Stated task
Every line that contains the word "minutes" should be copied.

Extracts from a graphics dataset
● ● ● ●

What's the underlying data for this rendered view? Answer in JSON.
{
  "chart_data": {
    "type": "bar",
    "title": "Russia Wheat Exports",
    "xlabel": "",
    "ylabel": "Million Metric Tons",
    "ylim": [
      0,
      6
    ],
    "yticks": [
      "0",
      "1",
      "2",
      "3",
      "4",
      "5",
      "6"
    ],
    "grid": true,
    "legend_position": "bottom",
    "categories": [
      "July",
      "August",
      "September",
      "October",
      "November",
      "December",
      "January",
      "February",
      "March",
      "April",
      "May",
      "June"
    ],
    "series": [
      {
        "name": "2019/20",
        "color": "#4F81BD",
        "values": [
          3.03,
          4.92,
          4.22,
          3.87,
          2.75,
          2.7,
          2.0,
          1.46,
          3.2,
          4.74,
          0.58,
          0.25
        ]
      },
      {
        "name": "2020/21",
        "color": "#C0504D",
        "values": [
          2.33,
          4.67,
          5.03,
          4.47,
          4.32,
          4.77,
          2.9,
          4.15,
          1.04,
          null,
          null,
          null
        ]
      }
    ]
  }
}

● ● ● ●

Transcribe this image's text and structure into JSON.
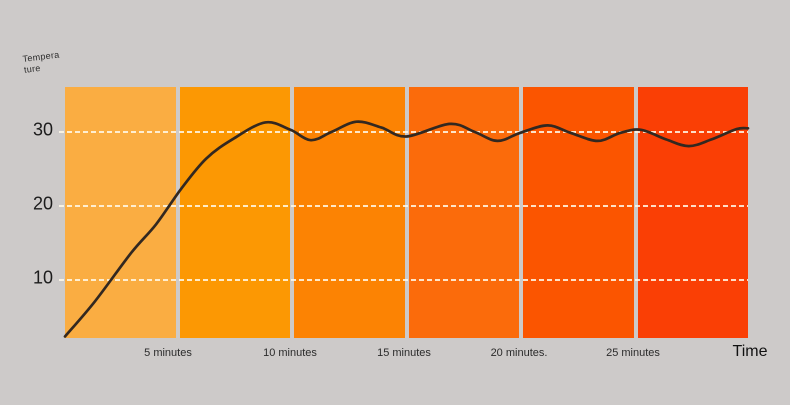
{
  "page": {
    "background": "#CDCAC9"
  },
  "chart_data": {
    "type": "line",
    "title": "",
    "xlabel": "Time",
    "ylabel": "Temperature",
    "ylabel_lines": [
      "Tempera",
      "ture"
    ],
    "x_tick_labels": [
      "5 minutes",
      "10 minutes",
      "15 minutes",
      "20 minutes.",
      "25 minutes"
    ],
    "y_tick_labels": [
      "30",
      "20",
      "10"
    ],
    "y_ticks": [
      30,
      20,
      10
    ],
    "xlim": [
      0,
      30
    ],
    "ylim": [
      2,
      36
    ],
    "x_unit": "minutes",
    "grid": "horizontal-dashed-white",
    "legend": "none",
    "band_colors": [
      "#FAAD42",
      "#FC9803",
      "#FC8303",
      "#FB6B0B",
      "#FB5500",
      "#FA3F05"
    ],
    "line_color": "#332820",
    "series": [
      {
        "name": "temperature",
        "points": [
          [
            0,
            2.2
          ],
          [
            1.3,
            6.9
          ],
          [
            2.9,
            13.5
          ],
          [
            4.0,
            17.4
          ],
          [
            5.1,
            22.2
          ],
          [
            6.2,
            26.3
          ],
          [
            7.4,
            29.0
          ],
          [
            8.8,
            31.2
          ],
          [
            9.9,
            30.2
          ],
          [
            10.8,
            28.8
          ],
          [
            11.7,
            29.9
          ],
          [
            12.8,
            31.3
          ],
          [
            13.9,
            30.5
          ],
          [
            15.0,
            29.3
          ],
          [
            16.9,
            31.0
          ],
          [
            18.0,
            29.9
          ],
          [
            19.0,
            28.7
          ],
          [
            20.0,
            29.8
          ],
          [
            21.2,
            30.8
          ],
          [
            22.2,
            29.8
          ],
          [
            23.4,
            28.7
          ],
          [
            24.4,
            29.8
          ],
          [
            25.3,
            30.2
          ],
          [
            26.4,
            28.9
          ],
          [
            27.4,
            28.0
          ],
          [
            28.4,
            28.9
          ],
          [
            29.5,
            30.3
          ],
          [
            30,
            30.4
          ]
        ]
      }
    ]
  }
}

● ● ● ●

Solution to this problem
      "5 minutes",
      "10 minutes",
      "15 minutes",
      "20 minutes.",
      "25 minutes"
    "x_unit": "minutes",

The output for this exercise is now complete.